— Given information —

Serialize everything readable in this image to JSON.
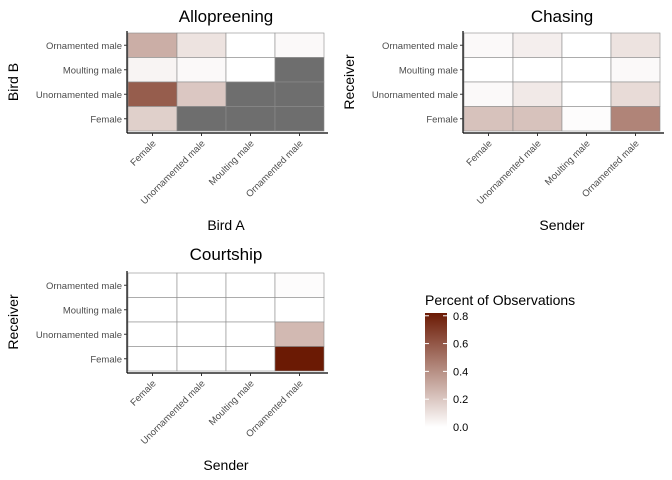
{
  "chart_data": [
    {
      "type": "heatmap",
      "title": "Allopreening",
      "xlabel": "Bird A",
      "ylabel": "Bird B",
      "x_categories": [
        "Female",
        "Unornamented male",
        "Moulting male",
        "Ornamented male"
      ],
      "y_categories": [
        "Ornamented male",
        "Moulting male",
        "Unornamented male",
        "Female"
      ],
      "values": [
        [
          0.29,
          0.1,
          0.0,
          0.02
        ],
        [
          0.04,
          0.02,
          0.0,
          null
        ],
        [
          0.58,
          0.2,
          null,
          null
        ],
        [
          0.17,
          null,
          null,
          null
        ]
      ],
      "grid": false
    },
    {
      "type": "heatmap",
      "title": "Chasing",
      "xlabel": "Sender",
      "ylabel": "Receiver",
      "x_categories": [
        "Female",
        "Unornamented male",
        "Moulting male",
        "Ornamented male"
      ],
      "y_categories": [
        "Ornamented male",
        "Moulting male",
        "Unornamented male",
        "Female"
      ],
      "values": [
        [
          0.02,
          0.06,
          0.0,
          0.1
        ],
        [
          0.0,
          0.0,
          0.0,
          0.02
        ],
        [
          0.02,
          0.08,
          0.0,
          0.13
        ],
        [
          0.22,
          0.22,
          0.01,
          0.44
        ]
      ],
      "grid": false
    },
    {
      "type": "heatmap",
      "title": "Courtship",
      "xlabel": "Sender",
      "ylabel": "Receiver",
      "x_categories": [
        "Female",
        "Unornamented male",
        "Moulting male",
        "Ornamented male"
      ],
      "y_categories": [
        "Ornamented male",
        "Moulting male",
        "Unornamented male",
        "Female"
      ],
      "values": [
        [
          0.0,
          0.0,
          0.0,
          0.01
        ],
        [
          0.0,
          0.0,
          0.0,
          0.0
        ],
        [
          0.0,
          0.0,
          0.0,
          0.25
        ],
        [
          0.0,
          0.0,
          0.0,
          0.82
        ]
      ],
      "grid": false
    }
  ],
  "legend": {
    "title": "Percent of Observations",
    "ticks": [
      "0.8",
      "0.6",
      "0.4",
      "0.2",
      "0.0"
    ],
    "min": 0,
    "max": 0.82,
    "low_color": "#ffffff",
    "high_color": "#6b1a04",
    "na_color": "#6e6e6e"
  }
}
==
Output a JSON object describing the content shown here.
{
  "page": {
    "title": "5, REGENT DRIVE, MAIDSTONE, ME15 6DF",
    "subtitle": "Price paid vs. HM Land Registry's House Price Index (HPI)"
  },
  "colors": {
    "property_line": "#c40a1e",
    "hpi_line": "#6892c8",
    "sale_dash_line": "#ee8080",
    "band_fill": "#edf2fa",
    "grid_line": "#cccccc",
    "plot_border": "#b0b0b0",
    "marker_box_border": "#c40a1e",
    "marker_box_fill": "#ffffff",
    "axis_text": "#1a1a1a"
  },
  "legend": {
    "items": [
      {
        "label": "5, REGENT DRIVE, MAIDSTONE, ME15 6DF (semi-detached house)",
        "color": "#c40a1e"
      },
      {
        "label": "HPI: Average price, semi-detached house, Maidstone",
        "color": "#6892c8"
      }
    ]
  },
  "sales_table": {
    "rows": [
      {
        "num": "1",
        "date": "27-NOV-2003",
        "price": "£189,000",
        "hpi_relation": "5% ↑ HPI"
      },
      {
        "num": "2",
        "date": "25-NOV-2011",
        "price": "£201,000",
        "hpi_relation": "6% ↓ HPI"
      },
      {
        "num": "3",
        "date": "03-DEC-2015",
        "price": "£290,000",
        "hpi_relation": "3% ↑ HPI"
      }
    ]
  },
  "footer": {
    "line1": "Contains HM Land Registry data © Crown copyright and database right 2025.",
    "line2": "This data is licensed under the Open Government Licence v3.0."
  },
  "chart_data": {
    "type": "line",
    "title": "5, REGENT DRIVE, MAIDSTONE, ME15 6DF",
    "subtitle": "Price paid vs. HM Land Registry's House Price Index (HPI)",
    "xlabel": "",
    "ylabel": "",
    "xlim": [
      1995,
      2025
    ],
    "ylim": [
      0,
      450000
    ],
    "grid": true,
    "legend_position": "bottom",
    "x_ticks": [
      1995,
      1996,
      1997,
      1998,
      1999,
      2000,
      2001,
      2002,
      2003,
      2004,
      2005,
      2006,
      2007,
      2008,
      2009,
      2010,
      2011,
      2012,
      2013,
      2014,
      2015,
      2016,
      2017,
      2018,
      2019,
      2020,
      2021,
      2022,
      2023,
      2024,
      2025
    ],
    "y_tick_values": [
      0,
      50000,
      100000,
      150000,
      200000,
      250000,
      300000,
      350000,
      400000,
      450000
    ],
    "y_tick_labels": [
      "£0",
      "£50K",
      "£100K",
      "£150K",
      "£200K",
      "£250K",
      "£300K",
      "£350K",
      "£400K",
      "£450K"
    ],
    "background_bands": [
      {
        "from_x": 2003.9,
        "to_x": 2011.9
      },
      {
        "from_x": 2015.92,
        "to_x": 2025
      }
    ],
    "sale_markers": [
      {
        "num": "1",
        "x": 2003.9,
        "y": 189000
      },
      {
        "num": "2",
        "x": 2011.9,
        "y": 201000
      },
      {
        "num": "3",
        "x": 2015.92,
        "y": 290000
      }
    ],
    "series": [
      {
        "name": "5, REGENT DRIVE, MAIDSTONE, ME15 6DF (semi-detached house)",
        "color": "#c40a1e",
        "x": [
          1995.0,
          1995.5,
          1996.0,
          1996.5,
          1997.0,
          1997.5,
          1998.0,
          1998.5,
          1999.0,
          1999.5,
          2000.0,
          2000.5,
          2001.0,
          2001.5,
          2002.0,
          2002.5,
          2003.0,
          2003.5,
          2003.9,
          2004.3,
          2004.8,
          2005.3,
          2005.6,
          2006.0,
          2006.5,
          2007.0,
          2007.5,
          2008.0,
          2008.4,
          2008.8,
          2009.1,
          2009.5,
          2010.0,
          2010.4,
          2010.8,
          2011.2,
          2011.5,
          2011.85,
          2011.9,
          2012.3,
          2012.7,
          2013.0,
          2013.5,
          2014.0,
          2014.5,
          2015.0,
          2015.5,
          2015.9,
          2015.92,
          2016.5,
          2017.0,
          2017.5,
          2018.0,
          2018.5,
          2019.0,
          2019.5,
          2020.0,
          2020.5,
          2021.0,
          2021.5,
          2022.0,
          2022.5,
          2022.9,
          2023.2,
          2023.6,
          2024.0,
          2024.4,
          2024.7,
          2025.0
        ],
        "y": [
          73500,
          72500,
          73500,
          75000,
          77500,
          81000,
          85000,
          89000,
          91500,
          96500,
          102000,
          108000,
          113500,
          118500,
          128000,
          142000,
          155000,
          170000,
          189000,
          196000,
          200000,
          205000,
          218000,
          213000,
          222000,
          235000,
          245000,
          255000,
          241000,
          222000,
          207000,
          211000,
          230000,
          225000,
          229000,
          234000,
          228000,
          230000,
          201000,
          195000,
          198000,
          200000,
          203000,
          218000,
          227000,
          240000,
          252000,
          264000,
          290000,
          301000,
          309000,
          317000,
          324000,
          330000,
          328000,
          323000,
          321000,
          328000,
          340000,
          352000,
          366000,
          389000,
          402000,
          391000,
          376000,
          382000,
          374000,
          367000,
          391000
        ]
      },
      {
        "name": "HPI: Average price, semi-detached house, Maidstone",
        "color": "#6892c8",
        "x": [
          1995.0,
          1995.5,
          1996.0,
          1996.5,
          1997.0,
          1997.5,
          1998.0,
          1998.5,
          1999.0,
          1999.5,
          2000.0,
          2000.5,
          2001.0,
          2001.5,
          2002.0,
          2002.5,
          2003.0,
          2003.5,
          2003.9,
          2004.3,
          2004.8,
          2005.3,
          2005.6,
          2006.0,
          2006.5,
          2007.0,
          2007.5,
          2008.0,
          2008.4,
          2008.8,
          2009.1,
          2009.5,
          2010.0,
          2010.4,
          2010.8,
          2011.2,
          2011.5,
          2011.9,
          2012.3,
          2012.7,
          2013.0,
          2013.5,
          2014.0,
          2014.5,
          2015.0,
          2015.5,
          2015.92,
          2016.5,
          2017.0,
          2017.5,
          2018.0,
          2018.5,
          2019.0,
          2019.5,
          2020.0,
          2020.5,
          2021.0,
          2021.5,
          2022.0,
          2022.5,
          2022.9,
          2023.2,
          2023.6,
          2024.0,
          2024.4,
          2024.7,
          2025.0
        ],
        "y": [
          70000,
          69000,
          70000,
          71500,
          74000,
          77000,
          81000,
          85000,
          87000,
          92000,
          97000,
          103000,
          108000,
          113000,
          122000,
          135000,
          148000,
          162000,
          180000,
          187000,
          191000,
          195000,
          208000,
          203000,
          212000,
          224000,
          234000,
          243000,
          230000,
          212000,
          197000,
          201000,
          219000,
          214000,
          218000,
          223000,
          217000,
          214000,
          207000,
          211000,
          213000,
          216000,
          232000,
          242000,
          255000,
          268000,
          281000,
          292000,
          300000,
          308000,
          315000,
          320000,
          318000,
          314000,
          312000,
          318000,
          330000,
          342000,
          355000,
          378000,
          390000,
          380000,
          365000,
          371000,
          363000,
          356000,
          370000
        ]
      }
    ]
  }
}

— Problem to solve —
Count every line in the preceding entries where the string "xlabel" appears, then state only the total.

— Exercise result —
4